Problem description: Using the HBase export thread, decide whether each statement agrees with it: 1. The Java approach assumes that all columns are strings. 2. The Java code can read columns from several column families at once. 3. The Java code writes the CSV file to the local filesystem. For each, answer yes or no and quote the deciding words of the thread.

Passage:
*****
I need to take a dump of one table in HBase and need it in a text file/csv format? I looked for scan
, export
and get
commands in HBase
There are a lot of ways to get data out of an HBase table like running the export map/reduce job. You can read about this and other here http://blog.sematext.com/2011/03/11/hbase-backup-options/ If you want to control which rows/cells are written you can do that with pig scripts
x = LOAD 'hbase://<sourceDatabaseName>' USING org.apache.pig.backend.hadoop.hbase.HBaseStorage( '<family:qualifier>', '<family:qualifier2>','-loadKey true') AS (ID: bytearray , Value1:chararray , Value2:chararray);
STORE x INTO '<destFileName>'
USING CSVExcelStorage(['<delimiter>' [,{'YES_MULTILINE' | 'NO_MULTILINE'} [,{'UNIX' | 'WINDOWS' | 'UNCHANGED'}]]]);
If we need to have more control with Java code, hope below link will be helpful.
https://gist.github.com/sakthiinfotec/102fca54c91b411f626a
This will backup a single HBase table as CSV format in local filesystem. We need to pre-define the list of columns we needed from a single column family. This code uses necessary jars to connect HBase table along with OpenCSV jar to write CSV records.
Assumption here is all the columns are only string.
*****
Excerpted data:

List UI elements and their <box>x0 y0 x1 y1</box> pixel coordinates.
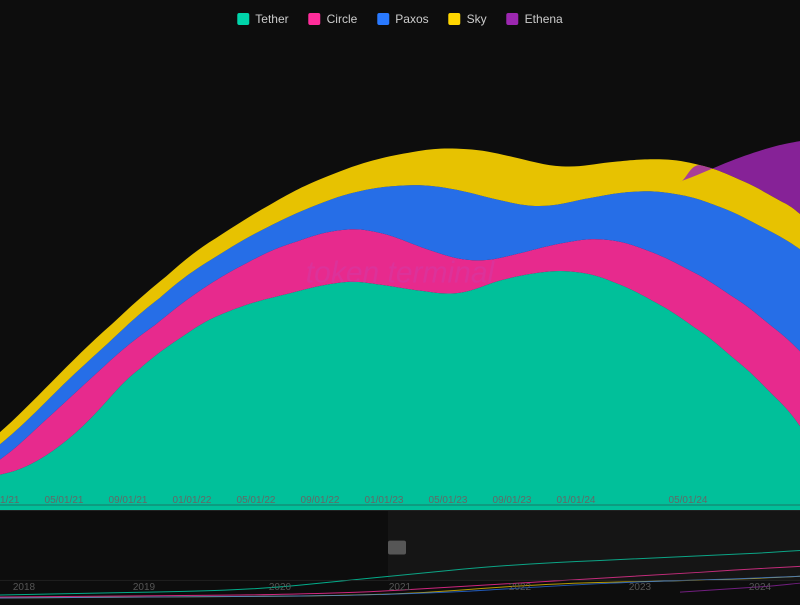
mini-x-label: 2019 <box>133 582 155 593</box>
mini-x-label: 2020 <box>269 582 291 593</box>
mini-chart-labels: 2018 2019 2020 2021 2022 2023 2024 <box>0 582 800 598</box>
x-axis-label: 01/01/22 <box>173 495 212 506</box>
legend-item-circle: Circle <box>309 12 358 26</box>
x-axis-label: 09/01/22 <box>301 495 340 506</box>
x-axis-label: 01/01/21 <box>0 495 19 506</box>
mini-x-label: 2021 <box>389 582 411 593</box>
mini-x-label: 2018 <box>13 582 35 593</box>
chart-container: Tether Circle Paxos Sky Ethena token termina… <box>0 0 800 600</box>
legend-label-circle: Circle <box>327 12 358 26</box>
main-chart-svg: token terminal <box>0 40 800 510</box>
legend-color-tether <box>237 13 249 25</box>
x-axis-labels: 01/01/21 05/01/21 09/01/21 01/01/22 05/01/22… <box>0 490 800 510</box>
x-axis-label: 09/01/21 <box>109 495 148 506</box>
x-axis-label: 01/01/23 <box>365 495 404 506</box>
legend-color-paxos <box>377 13 389 25</box>
legend-item-tether: Tether <box>237 12 288 26</box>
legend-color-ethena <box>507 13 519 25</box>
legend-label-sky: Sky <box>467 12 487 26</box>
mini-x-label: 2022 <box>509 582 531 593</box>
x-axis-label: 01/01/24 <box>557 495 596 506</box>
mini-x-label: 2024 <box>749 582 771 593</box>
legend-label-tether: Tether <box>255 12 288 26</box>
legend-item-paxos: Paxos <box>377 12 428 26</box>
x-axis-label: 09/01/23 <box>493 495 532 506</box>
mini-chart[interactable]: 2018 2019 2020 2021 2022 2023 2024 <box>0 510 800 600</box>
legend-label-ethena: Ethena <box>525 12 563 26</box>
chart-legend: Tether Circle Paxos Sky Ethena <box>217 0 582 38</box>
legend-label-paxos: Paxos <box>395 12 428 26</box>
x-axis-label: 05/01/23 <box>429 495 468 506</box>
main-chart: token terminal 01/01/2105/01/2109/01/210… <box>0 40 800 510</box>
mini-x-label: 2023 <box>629 582 651 593</box>
x-axis-label: 05/01/22 <box>237 495 276 506</box>
x-axis-label: 05/01/24 <box>669 495 708 506</box>
legend-color-sky <box>449 13 461 25</box>
x-axis-label: 05/01/21 <box>45 495 84 506</box>
watermark-text: token terminal <box>306 256 496 289</box>
legend-item-sky: Sky <box>449 12 487 26</box>
legend-item-ethena: Ethena <box>507 12 563 26</box>
legend-color-circle <box>309 13 321 25</box>
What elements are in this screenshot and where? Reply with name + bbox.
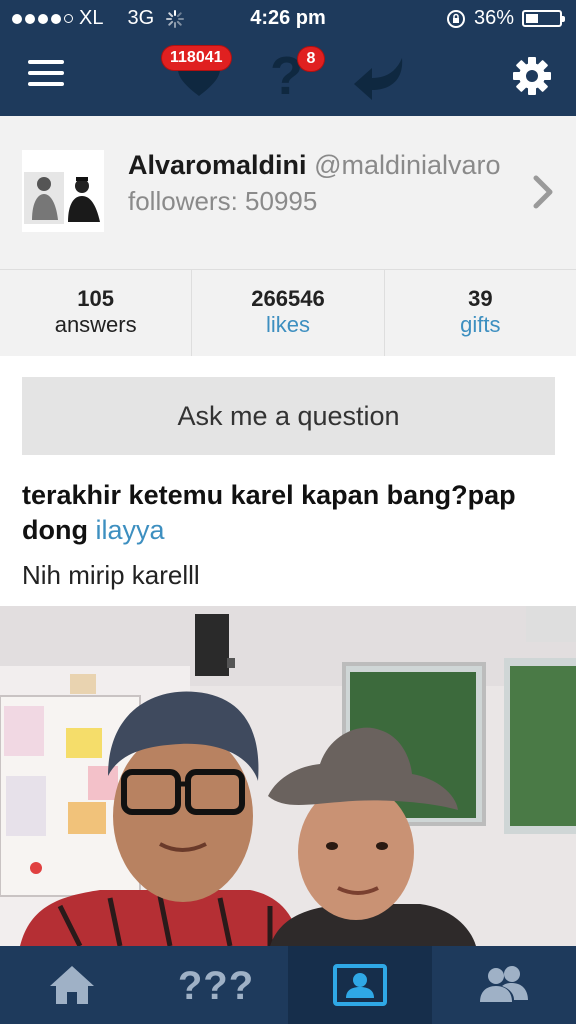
profile-header[interactable]: Alvaromaldini @maldinialvaro followers: … bbox=[0, 116, 576, 269]
profile-stats: 105 answers 266546 likes 39 gifts bbox=[0, 269, 576, 356]
tab-questions[interactable]: ??? bbox=[144, 946, 288, 1024]
reply-icon[interactable] bbox=[352, 54, 408, 102]
answer-photo[interactable] bbox=[0, 606, 576, 946]
stat-likes[interactable]: 266546 likes bbox=[192, 270, 385, 356]
followers-count: followers: 50995 bbox=[128, 186, 318, 216]
profile-icon bbox=[333, 964, 387, 1006]
user-handle: @maldinialvaro bbox=[314, 150, 501, 180]
avatar[interactable] bbox=[22, 150, 104, 232]
stat-value: 39 bbox=[468, 286, 493, 311]
status-bar: XL 3G 4:26 pm 36% bbox=[0, 0, 576, 38]
nav-bar: 118041 ? 8 bbox=[0, 38, 576, 116]
menu-icon[interactable] bbox=[28, 60, 64, 90]
chevron-right-icon[interactable] bbox=[532, 174, 556, 210]
tab-bar: ??? bbox=[0, 946, 576, 1024]
friends-icon bbox=[480, 966, 528, 1002]
question-text: terakhir ketemu karel kapan bang?pap don… bbox=[22, 478, 562, 548]
stat-value: 105 bbox=[77, 286, 115, 311]
display-name: Alvaromaldini bbox=[128, 150, 307, 180]
stat-label: answers bbox=[54, 312, 137, 337]
gear-icon[interactable] bbox=[512, 56, 552, 96]
rotation-lock-icon bbox=[446, 9, 465, 28]
stat-answers[interactable]: 105 answers bbox=[0, 270, 193, 356]
stat-gifts[interactable]: 39 gifts bbox=[385, 270, 576, 356]
ask-question-button[interactable]: Ask me a question bbox=[22, 377, 555, 455]
profile-username: Alvaromaldini @maldinialvaro bbox=[128, 150, 501, 181]
stat-value: 266546 bbox=[251, 286, 325, 311]
battery-percent: 36% bbox=[473, 7, 514, 29]
tab-profile[interactable] bbox=[288, 946, 432, 1024]
home-icon bbox=[50, 966, 94, 1004]
questions-badge: 8 bbox=[298, 47, 324, 71]
stat-label: likes bbox=[265, 312, 310, 337]
answer-text: Nih mirip karelll bbox=[22, 560, 200, 590]
battery-icon bbox=[522, 10, 565, 27]
stat-label: gifts bbox=[460, 312, 501, 337]
tab-home[interactable] bbox=[0, 946, 144, 1024]
questions-icon: ??? bbox=[177, 964, 255, 1008]
tab-friends[interactable] bbox=[432, 946, 576, 1024]
battery-area: 36% bbox=[446, 7, 565, 30]
likes-badge: 118041 bbox=[162, 46, 231, 70]
asker-link[interactable]: ilayya bbox=[96, 515, 165, 545]
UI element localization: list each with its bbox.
*****
Exercise output:
1. Yes: "Assumption here is all the columns are only string."
2. No: "We need to pre-define the list of columns we needed from a single column family."
3. Yes: "This will backup a single HBase table as CSV format in local filesystem."